Stated exercise
Copy the records below line for line without changing a word, and leave the pictures out.

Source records
-=-=-

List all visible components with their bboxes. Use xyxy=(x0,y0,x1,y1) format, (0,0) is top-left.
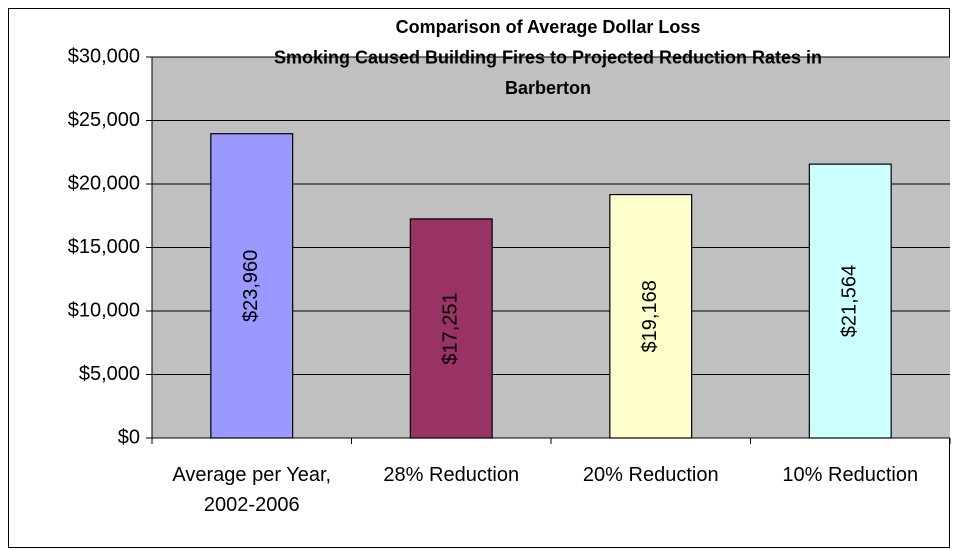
value-label: $23,960 xyxy=(240,250,262,322)
chart-title: Barberton xyxy=(505,78,591,98)
bar xyxy=(609,193,693,439)
bar xyxy=(210,133,294,439)
bar xyxy=(409,218,493,439)
x-tick-label: 20% Reduction xyxy=(582,464,719,486)
y-tick-label: $25,000 xyxy=(68,109,140,131)
chart-title: Smoking Caused Building Fires to Project… xyxy=(274,47,822,67)
y-tick-label: $30,000 xyxy=(68,45,140,67)
y-tick-label: $20,000 xyxy=(68,172,140,194)
value-label: $19,168 xyxy=(639,280,661,352)
x-tick-label: 28% Reduction xyxy=(383,464,520,486)
value-label: $21,564 xyxy=(839,265,861,337)
y-tick-label: $0 xyxy=(118,426,140,448)
y-tick-label: $5,000 xyxy=(79,363,140,385)
y-tick-label: $15,000 xyxy=(68,236,140,258)
value-label: $17,251 xyxy=(440,292,462,364)
bar xyxy=(808,163,892,439)
x-tick-label: 10% Reduction xyxy=(782,464,919,486)
chart-title: Comparison of Average Dollar Loss xyxy=(396,17,701,37)
y-tick-label: $10,000 xyxy=(68,299,140,321)
x-tick-label: Average per Year, 2002-2006 xyxy=(172,464,332,516)
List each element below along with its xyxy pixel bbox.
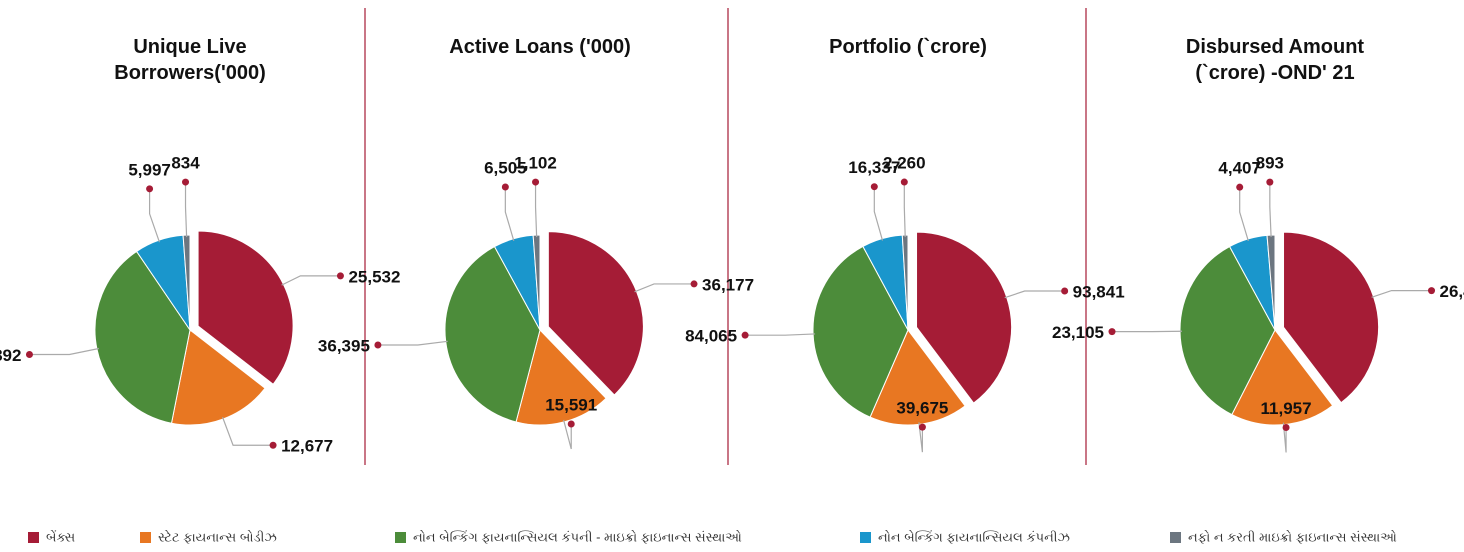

-=-=-

Written answer
List all visible components with their bboxes. Use xyxy=(x0,y0,x1,y1) format, (0,0) is top-left.
value-label: $23,960 xyxy=(240,250,262,322)
chart-title: Barberton xyxy=(505,78,591,98)
bar xyxy=(609,193,693,439)
bar xyxy=(210,133,294,439)
bar xyxy=(409,218,493,439)
x-tick-label: 20% Reduction xyxy=(582,464,719,486)
y-tick-label: $25,000 xyxy=(68,109,140,131)
chart-title: Smoking Caused Building Fires to Project… xyxy=(274,47,822,67)
y-tick-label: $30,000 xyxy=(68,45,140,67)
y-tick-label: $20,000 xyxy=(68,172,140,194)
value-label: $19,168 xyxy=(639,280,661,352)
x-tick-label: 28% Reduction xyxy=(383,464,520,486)
value-label: $21,564 xyxy=(839,265,861,337)
y-tick-label: $0 xyxy=(118,426,140,448)
y-tick-label: $5,000 xyxy=(79,363,140,385)
y-tick-label: $15,000 xyxy=(68,236,140,258)
value-label: $17,251 xyxy=(440,292,462,364)
bar xyxy=(808,163,892,439)
x-tick-label: 10% Reduction xyxy=(782,464,919,486)
chart-title: Comparison of Average Dollar Loss xyxy=(396,17,701,37)
y-tick-label: $10,000 xyxy=(68,299,140,321)
x-tick-label: Average per Year, 2002-2006 xyxy=(172,464,332,516)
List each element below along with its xyxy pixel bbox.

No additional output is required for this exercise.